== DATA FOR THE TASK ==
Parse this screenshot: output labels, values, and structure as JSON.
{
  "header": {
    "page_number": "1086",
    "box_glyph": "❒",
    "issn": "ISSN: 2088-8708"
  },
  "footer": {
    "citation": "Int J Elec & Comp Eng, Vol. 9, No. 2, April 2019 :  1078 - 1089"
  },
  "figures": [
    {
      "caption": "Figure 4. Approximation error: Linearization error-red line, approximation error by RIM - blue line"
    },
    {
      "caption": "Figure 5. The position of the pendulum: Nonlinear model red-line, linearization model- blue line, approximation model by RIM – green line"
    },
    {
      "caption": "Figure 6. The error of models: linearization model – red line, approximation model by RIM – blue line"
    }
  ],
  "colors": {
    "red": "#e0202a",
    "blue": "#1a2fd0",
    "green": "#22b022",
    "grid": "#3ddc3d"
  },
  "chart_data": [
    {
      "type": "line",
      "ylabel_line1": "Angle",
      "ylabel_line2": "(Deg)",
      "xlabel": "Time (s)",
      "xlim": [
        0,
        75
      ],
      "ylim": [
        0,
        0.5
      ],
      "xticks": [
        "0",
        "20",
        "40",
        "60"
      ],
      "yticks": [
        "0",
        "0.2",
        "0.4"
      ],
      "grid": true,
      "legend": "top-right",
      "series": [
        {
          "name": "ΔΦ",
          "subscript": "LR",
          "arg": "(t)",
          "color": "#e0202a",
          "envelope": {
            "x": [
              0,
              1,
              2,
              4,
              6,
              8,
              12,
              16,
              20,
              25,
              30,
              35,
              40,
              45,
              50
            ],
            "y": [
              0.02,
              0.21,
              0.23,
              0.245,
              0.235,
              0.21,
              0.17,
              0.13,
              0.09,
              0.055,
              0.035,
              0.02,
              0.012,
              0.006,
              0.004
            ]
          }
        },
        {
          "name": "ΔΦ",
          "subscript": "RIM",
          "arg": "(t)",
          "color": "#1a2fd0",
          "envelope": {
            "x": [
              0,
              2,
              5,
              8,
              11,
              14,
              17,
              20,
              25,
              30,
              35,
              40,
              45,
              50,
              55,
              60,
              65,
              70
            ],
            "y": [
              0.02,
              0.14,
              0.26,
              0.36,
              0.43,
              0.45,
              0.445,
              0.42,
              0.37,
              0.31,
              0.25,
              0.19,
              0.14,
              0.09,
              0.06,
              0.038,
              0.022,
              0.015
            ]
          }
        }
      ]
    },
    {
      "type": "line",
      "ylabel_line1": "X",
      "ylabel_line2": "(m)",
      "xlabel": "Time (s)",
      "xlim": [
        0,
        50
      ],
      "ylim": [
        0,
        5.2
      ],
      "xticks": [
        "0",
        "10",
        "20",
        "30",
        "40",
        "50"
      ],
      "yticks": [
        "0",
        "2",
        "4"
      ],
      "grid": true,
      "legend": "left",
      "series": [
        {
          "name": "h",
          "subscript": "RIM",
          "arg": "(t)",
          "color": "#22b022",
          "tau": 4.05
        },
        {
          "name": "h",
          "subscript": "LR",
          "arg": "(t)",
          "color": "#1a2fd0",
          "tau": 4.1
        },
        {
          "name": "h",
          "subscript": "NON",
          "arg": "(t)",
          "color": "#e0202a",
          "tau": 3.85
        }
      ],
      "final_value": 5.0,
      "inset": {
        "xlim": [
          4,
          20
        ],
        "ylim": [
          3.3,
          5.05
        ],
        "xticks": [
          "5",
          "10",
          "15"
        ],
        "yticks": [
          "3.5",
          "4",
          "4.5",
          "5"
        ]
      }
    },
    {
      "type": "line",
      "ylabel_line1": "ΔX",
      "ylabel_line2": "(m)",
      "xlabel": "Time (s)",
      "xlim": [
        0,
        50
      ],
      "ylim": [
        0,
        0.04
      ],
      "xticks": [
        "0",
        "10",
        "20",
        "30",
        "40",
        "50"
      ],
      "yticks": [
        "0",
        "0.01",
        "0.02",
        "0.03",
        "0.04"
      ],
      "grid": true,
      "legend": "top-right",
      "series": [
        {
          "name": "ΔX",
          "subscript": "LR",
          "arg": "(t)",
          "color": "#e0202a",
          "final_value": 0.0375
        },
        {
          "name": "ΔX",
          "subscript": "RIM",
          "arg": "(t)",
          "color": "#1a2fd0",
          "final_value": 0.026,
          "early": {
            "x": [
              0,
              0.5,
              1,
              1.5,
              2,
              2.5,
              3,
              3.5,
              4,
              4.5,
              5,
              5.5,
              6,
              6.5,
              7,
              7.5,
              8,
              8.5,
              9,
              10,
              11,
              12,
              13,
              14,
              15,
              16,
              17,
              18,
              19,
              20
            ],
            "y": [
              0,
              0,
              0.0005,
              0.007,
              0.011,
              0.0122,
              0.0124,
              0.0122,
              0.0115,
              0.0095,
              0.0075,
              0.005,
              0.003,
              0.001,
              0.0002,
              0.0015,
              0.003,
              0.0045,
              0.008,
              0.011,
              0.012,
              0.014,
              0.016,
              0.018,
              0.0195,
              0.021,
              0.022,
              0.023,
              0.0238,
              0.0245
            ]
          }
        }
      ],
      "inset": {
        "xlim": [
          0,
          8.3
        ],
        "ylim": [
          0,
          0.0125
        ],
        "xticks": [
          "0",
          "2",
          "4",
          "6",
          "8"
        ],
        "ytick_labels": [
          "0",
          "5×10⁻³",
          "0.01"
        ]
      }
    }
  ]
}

== TO DO ==
Reproduce all of the data exactly as given.

== SOLUTION TO THE PROBLEM ==
Parse this screenshot: output labels, values, and structure as JSON.
{
  "header": {
    "page_number": "1086",
    "box_glyph": "❒",
    "issn": "ISSN: 2088-8708"
  },
  "footer": {
    "citation": "Int J Elec & Comp Eng, Vol. 9, No. 2, April 2019 :  1078 - 1089"
  },
  "figures": [
    {
      "caption": "Figure 4. Approximation error: Linearization error-red line, approximation error by RIM - blue line"
    },
    {
      "caption": "Figure 5. The position of the pendulum: Nonlinear model red-line, linearization model- blue line, approximation model by RIM – green line"
    },
    {
      "caption": "Figure 6. The error of models: linearization model – red line, approximation model by RIM – blue line"
    }
  ],
  "colors": {
    "red": "#e0202a",
    "blue": "#1a2fd0",
    "green": "#22b022",
    "grid": "#3ddc3d"
  },
  "chart_data": [
    {
      "type": "line",
      "ylabel_line1": "Angle",
      "ylabel_line2": "(Deg)",
      "xlabel": "Time (s)",
      "xlim": [
        0,
        75
      ],
      "ylim": [
        0,
        0.5
      ],
      "xticks": [
        "0",
        "20",
        "40",
        "60"
      ],
      "yticks": [
        "0",
        "0.2",
        "0.4"
      ],
      "grid": true,
      "legend": "top-right",
      "series": [
        {
          "name": "ΔΦ",
          "subscript": "LR",
          "arg": "(t)",
          "color": "#e0202a",
          "envelope": {
            "x": [
              0,
              1,
              2,
              4,
              6,
              8,
              12,
              16,
              20,
              25,
              30,
              35,
              40,
              45,
              50
            ],
            "y": [
              0.02,
              0.21,
              0.23,
              0.245,
              0.235,
              0.21,
              0.17,
              0.13,
              0.09,
              0.055,
              0.035,
              0.02,
              0.012,
              0.006,
              0.004
            ]
          }
        },
        {
          "name": "ΔΦ",
          "subscript": "RIM",
          "arg": "(t)",
          "color": "#1a2fd0",
          "envelope": {
            "x": [
              0,
              2,
              5,
              8,
              11,
              14,
              17,
              20,
              25,
              30,
              35,
              40,
              45,
              50,
              55,
              60,
              65,
              70
            ],
            "y": [
              0.02,
              0.14,
              0.26,
              0.36,
              0.43,
              0.45,
              0.445,
              0.42,
              0.37,
              0.31,
              0.25,
              0.19,
              0.14,
              0.09,
              0.06,
              0.038,
              0.022,
              0.015
            ]
          }
        }
      ]
    },
    {
      "type": "line",
      "ylabel_line1": "X",
      "ylabel_line2": "(m)",
      "xlabel": "Time (s)",
      "xlim": [
        0,
        50
      ],
      "ylim": [
        0,
        5.2
      ],
      "xticks": [
        "0",
        "10",
        "20",
        "30",
        "40",
        "50"
      ],
      "yticks": [
        "0",
        "2",
        "4"
      ],
      "grid": true,
      "legend": "left",
      "series": [
        {
          "name": "h",
          "subscript": "RIM",
          "arg": "(t)",
          "color": "#22b022",
          "tau": 4.05
        },
        {
          "name": "h",
          "subscript": "LR",
          "arg": "(t)",
          "color": "#1a2fd0",
          "tau": 4.1
        },
        {
          "name": "h",
          "subscript": "NON",
          "arg": "(t)",
          "color": "#e0202a",
          "tau": 3.85
        }
      ],
      "final_value": 5.0,
      "inset": {
        "xlim": [
          4,
          20
        ],
        "ylim": [
          3.3,
          5.05
        ],
        "xticks": [
          "5",
          "10",
          "15"
        ],
        "yticks": [
          "3.5",
          "4",
          "4.5",
          "5"
        ]
      }
    },
    {
      "type": "line",
      "ylabel_line1": "ΔX",
      "ylabel_line2": "(m)",
      "xlabel": "Time (s)",
      "xlim": [
        0,
        50
      ],
      "ylim": [
        0,
        0.04
      ],
      "xticks": [
        "0",
        "10",
        "20",
        "30",
        "40",
        "50"
      ],
      "yticks": [
        "0",
        "0.01",
        "0.02",
        "0.03",
        "0.04"
      ],
      "grid": true,
      "legend": "top-right",
      "series": [
        {
          "name": "ΔX",
          "subscript": "LR",
          "arg": "(t)",
          "color": "#e0202a",
          "final_value": 0.0375
        },
        {
          "name": "ΔX",
          "subscript": "RIM",
          "arg": "(t)",
          "color": "#1a2fd0",
          "final_value": 0.026,
          "early": {
            "x": [
              0,
              0.5,
              1,
              1.5,
              2,
              2.5,
              3,
              3.5,
              4,
              4.5,
              5,
              5.5,
              6,
              6.5,
              7,
              7.5,
              8,
              8.5,
              9,
              10,
              11,
              12,
              13,
              14,
              15,
              16,
              17,
              18,
              19,
              20
            ],
            "y": [
              0,
              0,
              0.0005,
              0.007,
              0.011,
              0.0122,
              0.0124,
              0.0122,
              0.0115,
              0.0095,
              0.0075,
              0.005,
              0.003,
              0.001,
              0.0002,
              0.0015,
              0.003,
              0.0045,
              0.008,
              0.011,
              0.012,
              0.014,
              0.016,
              0.018,
              0.0195,
              0.021,
              0.022,
              0.023,
              0.0238,
              0.0245
            ]
          }
        }
      ],
      "inset": {
        "xlim": [
          0,
          8.3
        ],
        "ylim": [
          0,
          0.0125
        ],
        "xticks": [
          "0",
          "2",
          "4",
          "6",
          "8"
        ],
        "ytick_labels": [
          "0",
          "5×10⁻³",
          "0.01"
        ]
      }
    }
  ]
}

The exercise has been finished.